### DATA EXTRACT

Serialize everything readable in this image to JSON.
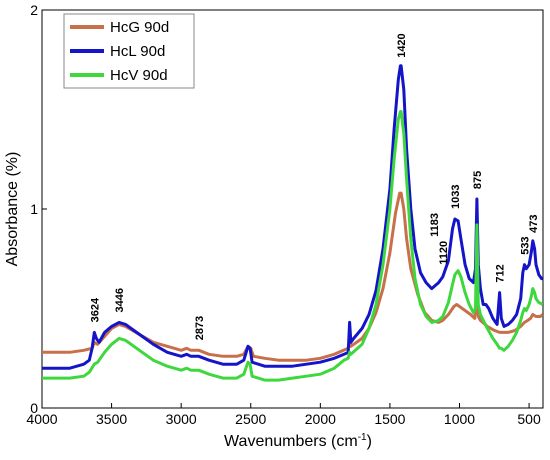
{
  "chart_data": {
    "type": "line",
    "xlabel": "Wavenumbers (cm",
    "xlabel_sup": "-1",
    "xlabel_close": ")",
    "ylabel": "Absorbance (%)",
    "xlim": [
      4000,
      400
    ],
    "ylim": [
      0,
      2
    ],
    "x_reversed": true,
    "xticks": [
      4000,
      3500,
      3000,
      2500,
      2000,
      1500,
      1000,
      500
    ],
    "xtick_labels": [
      "4000",
      "3500",
      "3000",
      "2500",
      "2000",
      "1500",
      "1000",
      "500"
    ],
    "yticks": [
      0,
      1,
      2
    ],
    "ytick_labels": [
      "0",
      "1",
      "2"
    ],
    "legend_position": "top-left",
    "series": [
      {
        "name": "HcG 90d",
        "color": "#c8704a",
        "points": [
          [
            4000,
            0.28
          ],
          [
            3800,
            0.28
          ],
          [
            3700,
            0.29
          ],
          [
            3640,
            0.3
          ],
          [
            3624,
            0.33
          ],
          [
            3600,
            0.32
          ],
          [
            3550,
            0.36
          ],
          [
            3500,
            0.4
          ],
          [
            3446,
            0.42
          ],
          [
            3400,
            0.41
          ],
          [
            3300,
            0.37
          ],
          [
            3200,
            0.33
          ],
          [
            3100,
            0.31
          ],
          [
            3000,
            0.29
          ],
          [
            2960,
            0.3
          ],
          [
            2930,
            0.29
          ],
          [
            2873,
            0.29
          ],
          [
            2800,
            0.27
          ],
          [
            2700,
            0.26
          ],
          [
            2600,
            0.26
          ],
          [
            2550,
            0.27
          ],
          [
            2520,
            0.31
          ],
          [
            2500,
            0.3
          ],
          [
            2480,
            0.26
          ],
          [
            2400,
            0.25
          ],
          [
            2300,
            0.24
          ],
          [
            2200,
            0.24
          ],
          [
            2100,
            0.24
          ],
          [
            2000,
            0.25
          ],
          [
            1900,
            0.27
          ],
          [
            1800,
            0.3
          ],
          [
            1790,
            0.34
          ],
          [
            1780,
            0.31
          ],
          [
            1700,
            0.35
          ],
          [
            1650,
            0.4
          ],
          [
            1600,
            0.48
          ],
          [
            1550,
            0.6
          ],
          [
            1500,
            0.78
          ],
          [
            1460,
            0.98
          ],
          [
            1430,
            1.08
          ],
          [
            1420,
            1.08
          ],
          [
            1400,
            1.0
          ],
          [
            1380,
            0.85
          ],
          [
            1350,
            0.7
          ],
          [
            1300,
            0.57
          ],
          [
            1250,
            0.48
          ],
          [
            1200,
            0.44
          ],
          [
            1150,
            0.43
          ],
          [
            1120,
            0.44
          ],
          [
            1080,
            0.47
          ],
          [
            1040,
            0.51
          ],
          [
            1020,
            0.52
          ],
          [
            1000,
            0.51
          ],
          [
            960,
            0.49
          ],
          [
            920,
            0.47
          ],
          [
            890,
            0.45
          ],
          [
            875,
            0.58
          ],
          [
            865,
            0.46
          ],
          [
            850,
            0.44
          ],
          [
            800,
            0.41
          ],
          [
            750,
            0.39
          ],
          [
            712,
            0.38
          ],
          [
            700,
            0.38
          ],
          [
            650,
            0.38
          ],
          [
            600,
            0.39
          ],
          [
            560,
            0.41
          ],
          [
            533,
            0.43
          ],
          [
            510,
            0.44
          ],
          [
            490,
            0.45
          ],
          [
            473,
            0.47
          ],
          [
            450,
            0.46
          ],
          [
            420,
            0.46
          ],
          [
            400,
            0.47
          ]
        ]
      },
      {
        "name": "HcL 90d",
        "color": "#1414c8",
        "points": [
          [
            4000,
            0.2
          ],
          [
            3900,
            0.2
          ],
          [
            3800,
            0.2
          ],
          [
            3700,
            0.22
          ],
          [
            3660,
            0.24
          ],
          [
            3640,
            0.3
          ],
          [
            3624,
            0.38
          ],
          [
            3610,
            0.35
          ],
          [
            3590,
            0.33
          ],
          [
            3550,
            0.38
          ],
          [
            3500,
            0.41
          ],
          [
            3446,
            0.43
          ],
          [
            3400,
            0.42
          ],
          [
            3300,
            0.37
          ],
          [
            3200,
            0.32
          ],
          [
            3100,
            0.28
          ],
          [
            3000,
            0.26
          ],
          [
            2960,
            0.27
          ],
          [
            2930,
            0.26
          ],
          [
            2873,
            0.26
          ],
          [
            2800,
            0.24
          ],
          [
            2700,
            0.22
          ],
          [
            2600,
            0.22
          ],
          [
            2550,
            0.24
          ],
          [
            2520,
            0.31
          ],
          [
            2505,
            0.3
          ],
          [
            2490,
            0.23
          ],
          [
            2400,
            0.21
          ],
          [
            2300,
            0.21
          ],
          [
            2200,
            0.21
          ],
          [
            2100,
            0.22
          ],
          [
            2000,
            0.23
          ],
          [
            1900,
            0.25
          ],
          [
            1830,
            0.27
          ],
          [
            1800,
            0.28
          ],
          [
            1790,
            0.43
          ],
          [
            1780,
            0.33
          ],
          [
            1760,
            0.35
          ],
          [
            1700,
            0.4
          ],
          [
            1650,
            0.47
          ],
          [
            1600,
            0.59
          ],
          [
            1550,
            0.8
          ],
          [
            1500,
            1.1
          ],
          [
            1470,
            1.4
          ],
          [
            1440,
            1.65
          ],
          [
            1425,
            1.72
          ],
          [
            1420,
            1.72
          ],
          [
            1400,
            1.6
          ],
          [
            1380,
            1.3
          ],
          [
            1350,
            1.0
          ],
          [
            1320,
            0.8
          ],
          [
            1280,
            0.68
          ],
          [
            1240,
            0.63
          ],
          [
            1200,
            0.6
          ],
          [
            1183,
            0.61
          ],
          [
            1150,
            0.63
          ],
          [
            1120,
            0.66
          ],
          [
            1080,
            0.74
          ],
          [
            1050,
            0.9
          ],
          [
            1033,
            0.95
          ],
          [
            1010,
            0.94
          ],
          [
            990,
            0.85
          ],
          [
            960,
            0.72
          ],
          [
            930,
            0.65
          ],
          [
            900,
            0.63
          ],
          [
            885,
            0.7
          ],
          [
            875,
            1.05
          ],
          [
            865,
            0.72
          ],
          [
            850,
            0.6
          ],
          [
            830,
            0.52
          ],
          [
            810,
            0.52
          ],
          [
            790,
            0.5
          ],
          [
            760,
            0.45
          ],
          [
            730,
            0.42
          ],
          [
            712,
            0.58
          ],
          [
            700,
            0.45
          ],
          [
            680,
            0.41
          ],
          [
            650,
            0.42
          ],
          [
            620,
            0.44
          ],
          [
            590,
            0.47
          ],
          [
            560,
            0.55
          ],
          [
            545,
            0.68
          ],
          [
            533,
            0.72
          ],
          [
            520,
            0.7
          ],
          [
            500,
            0.72
          ],
          [
            485,
            0.78
          ],
          [
            473,
            0.84
          ],
          [
            460,
            0.8
          ],
          [
            450,
            0.72
          ],
          [
            430,
            0.67
          ],
          [
            410,
            0.65
          ],
          [
            400,
            0.65
          ]
        ]
      },
      {
        "name": "HcV 90d",
        "color": "#3ed83e",
        "points": [
          [
            4000,
            0.15
          ],
          [
            3900,
            0.15
          ],
          [
            3800,
            0.15
          ],
          [
            3700,
            0.16
          ],
          [
            3660,
            0.18
          ],
          [
            3624,
            0.22
          ],
          [
            3600,
            0.23
          ],
          [
            3550,
            0.28
          ],
          [
            3500,
            0.32
          ],
          [
            3446,
            0.35
          ],
          [
            3400,
            0.34
          ],
          [
            3300,
            0.29
          ],
          [
            3200,
            0.24
          ],
          [
            3100,
            0.21
          ],
          [
            3000,
            0.19
          ],
          [
            2960,
            0.2
          ],
          [
            2930,
            0.19
          ],
          [
            2873,
            0.19
          ],
          [
            2800,
            0.17
          ],
          [
            2700,
            0.15
          ],
          [
            2600,
            0.15
          ],
          [
            2550,
            0.17
          ],
          [
            2520,
            0.23
          ],
          [
            2505,
            0.22
          ],
          [
            2490,
            0.16
          ],
          [
            2400,
            0.14
          ],
          [
            2300,
            0.14
          ],
          [
            2200,
            0.15
          ],
          [
            2100,
            0.16
          ],
          [
            2000,
            0.17
          ],
          [
            1900,
            0.2
          ],
          [
            1830,
            0.24
          ],
          [
            1800,
            0.25
          ],
          [
            1790,
            0.28
          ],
          [
            1780,
            0.27
          ],
          [
            1700,
            0.32
          ],
          [
            1650,
            0.4
          ],
          [
            1600,
            0.52
          ],
          [
            1550,
            0.72
          ],
          [
            1500,
            1.0
          ],
          [
            1470,
            1.25
          ],
          [
            1440,
            1.45
          ],
          [
            1425,
            1.49
          ],
          [
            1420,
            1.49
          ],
          [
            1400,
            1.38
          ],
          [
            1380,
            1.15
          ],
          [
            1350,
            0.85
          ],
          [
            1320,
            0.65
          ],
          [
            1280,
            0.52
          ],
          [
            1240,
            0.46
          ],
          [
            1200,
            0.43
          ],
          [
            1150,
            0.44
          ],
          [
            1120,
            0.46
          ],
          [
            1080,
            0.53
          ],
          [
            1050,
            0.62
          ],
          [
            1033,
            0.67
          ],
          [
            1010,
            0.69
          ],
          [
            990,
            0.66
          ],
          [
            960,
            0.58
          ],
          [
            930,
            0.52
          ],
          [
            900,
            0.48
          ],
          [
            885,
            0.5
          ],
          [
            875,
            0.92
          ],
          [
            865,
            0.52
          ],
          [
            850,
            0.47
          ],
          [
            800,
            0.4
          ],
          [
            760,
            0.35
          ],
          [
            730,
            0.32
          ],
          [
            712,
            0.3
          ],
          [
            700,
            0.3
          ],
          [
            680,
            0.29
          ],
          [
            650,
            0.31
          ],
          [
            620,
            0.34
          ],
          [
            590,
            0.38
          ],
          [
            560,
            0.44
          ],
          [
            545,
            0.48
          ],
          [
            533,
            0.5
          ],
          [
            520,
            0.49
          ],
          [
            500,
            0.52
          ],
          [
            485,
            0.56
          ],
          [
            473,
            0.6
          ],
          [
            460,
            0.58
          ],
          [
            450,
            0.55
          ],
          [
            430,
            0.53
          ],
          [
            400,
            0.52
          ]
        ]
      }
    ],
    "annotations": [
      {
        "text": "3624",
        "x": 3624,
        "y": 0.43
      },
      {
        "text": "3446",
        "x": 3446,
        "y": 0.48
      },
      {
        "text": "2873",
        "x": 2873,
        "y": 0.34
      },
      {
        "text": "1420",
        "x": 1420,
        "y": 1.76
      },
      {
        "text": "1120",
        "x": 1120,
        "y": 0.72
      },
      {
        "text": "1183",
        "x": 1183,
        "y": 0.86
      },
      {
        "text": "1033",
        "x": 1033,
        "y": 1.0
      },
      {
        "text": "875",
        "x": 875,
        "y": 1.1
      },
      {
        "text": "712",
        "x": 712,
        "y": 0.63
      },
      {
        "text": "533",
        "x": 533,
        "y": 0.77
      },
      {
        "text": "473",
        "x": 473,
        "y": 0.88
      }
    ]
  }
}
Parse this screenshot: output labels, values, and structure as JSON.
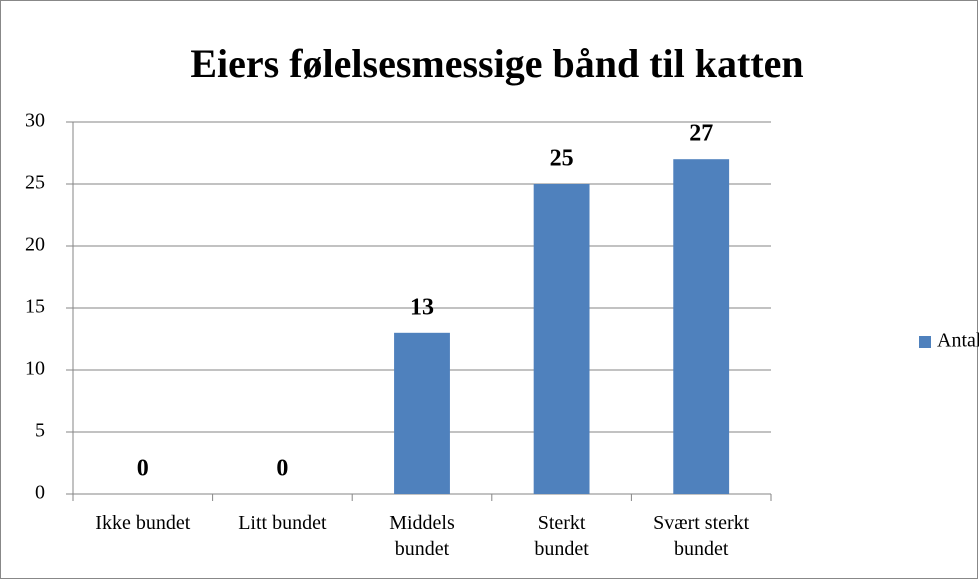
{
  "chart_data": {
    "type": "bar",
    "title": "Eiers følelsesmessige bånd til katten",
    "categories": [
      "Ikke bundet",
      "Litt bundet",
      "Middels\nbundet",
      "Sterkt\nbundet",
      "Svært sterkt\nbundet"
    ],
    "series": [
      {
        "name": "Antall katter",
        "color": "#4f81bd",
        "values": [
          0,
          0,
          13,
          25,
          27
        ]
      }
    ],
    "ylim": [
      0,
      30
    ],
    "yticks": [
      0,
      5,
      10,
      15,
      20,
      25,
      30
    ],
    "grid": true,
    "legend": "right"
  }
}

### YOUR TASK
Restate verbatim the lines running from the line with "Parse this screenshot: output" through the end of the material; both ends count, and images are omitted.

### TASK RESULT
Parse this screenshot: output labels, values, and structure as JSON.
{
  "chart_data": {
    "type": "bar",
    "title": "Eiers følelsesmessige bånd til katten",
    "categories": [
      "Ikke bundet",
      "Litt bundet",
      "Middels\nbundet",
      "Sterkt\nbundet",
      "Svært sterkt\nbundet"
    ],
    "series": [
      {
        "name": "Antall katter",
        "color": "#4f81bd",
        "values": [
          0,
          0,
          13,
          25,
          27
        ]
      }
    ],
    "ylim": [
      0,
      30
    ],
    "yticks": [
      0,
      5,
      10,
      15,
      20,
      25,
      30
    ],
    "grid": true,
    "legend": "right"
  }
}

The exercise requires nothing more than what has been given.